## TASK REQUIREMENTS
Every record must be repeated exactly; omit any pictures they contain.

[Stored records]
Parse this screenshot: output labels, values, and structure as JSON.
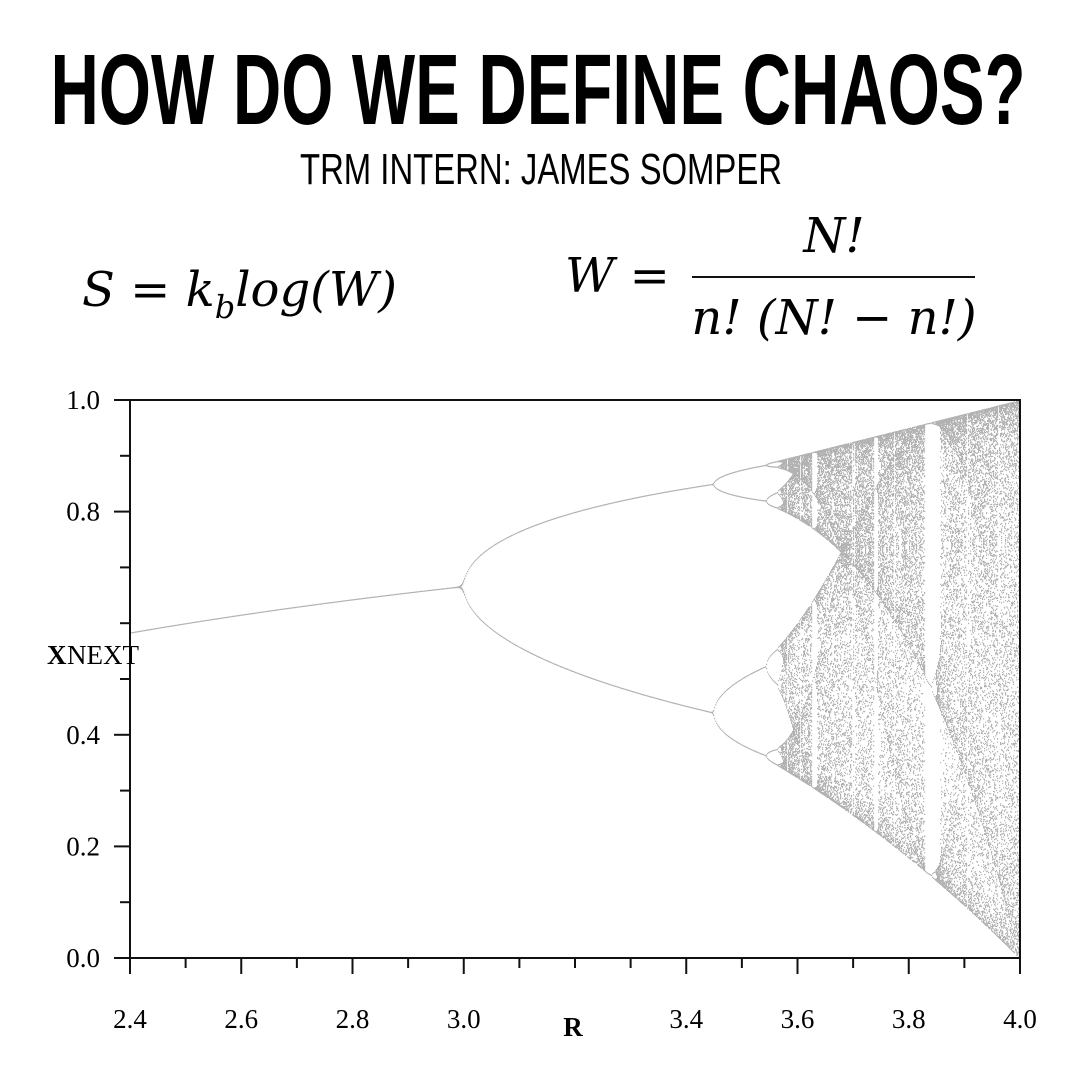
{
  "header": {
    "title": "HOW DO WE DEFINE CHAOS?",
    "subtitle": "TRM INTERN: JAMES SOMPER"
  },
  "equations": [
    {
      "lhs": "S = k",
      "sub": "b",
      "rhs": "log(W)"
    },
    {
      "lhs": "W =",
      "numerator": "N!",
      "denominator": "n! (N! − n!)"
    }
  ],
  "chart_data": {
    "type": "bifurcation",
    "xlabel": "R",
    "ylabel": "X",
    "ylabel_sub": "NEXT",
    "xlim": [
      2.4,
      4.0
    ],
    "ylim": [
      0,
      1
    ],
    "xticks": [
      2.4,
      2.6,
      2.8,
      {
        "value": 3,
        "label": "3.0"
      },
      3.4,
      3.6,
      3.8,
      {
        "value": 4,
        "label": "4.0"
      }
    ],
    "xminorticks": [
      2.5,
      2.7,
      2.9,
      3.1,
      3.2,
      3.3,
      3.5,
      3.7,
      3.9
    ],
    "yticks": [
      {
        "value": 0,
        "label": "0.0"
      },
      0.2,
      0.4,
      0.8,
      {
        "value": 1,
        "label": "1.0"
      }
    ],
    "yminorticks": [
      0.1,
      0.3,
      0.5,
      0.6,
      0.7,
      0.9
    ]
  }
}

## RESULT BELOW
Parse this screenshot: output labels, values, and structure as JSON.
{
  "header": {
    "title": "HOW DO WE DEFINE CHAOS?",
    "subtitle": "TRM INTERN: JAMES SOMPER"
  },
  "equations": [
    {
      "lhs": "S = k",
      "sub": "b",
      "rhs": "log(W)"
    },
    {
      "lhs": "W =",
      "numerator": "N!",
      "denominator": "n! (N! − n!)"
    }
  ],
  "chart_data": {
    "type": "bifurcation",
    "xlabel": "R",
    "ylabel": "X",
    "ylabel_sub": "NEXT",
    "xlim": [
      2.4,
      4.0
    ],
    "ylim": [
      0,
      1
    ],
    "xticks": [
      2.4,
      2.6,
      2.8,
      {
        "value": 3,
        "label": "3.0"
      },
      3.4,
      3.6,
      3.8,
      {
        "value": 4,
        "label": "4.0"
      }
    ],
    "xminorticks": [
      2.5,
      2.7,
      2.9,
      3.1,
      3.2,
      3.3,
      3.5,
      3.7,
      3.9
    ],
    "yticks": [
      {
        "value": 0,
        "label": "0.0"
      },
      0.2,
      0.4,
      0.8,
      {
        "value": 1,
        "label": "1.0"
      }
    ],
    "yminorticks": [
      0.1,
      0.3,
      0.5,
      0.6,
      0.7,
      0.9
    ]
  }
}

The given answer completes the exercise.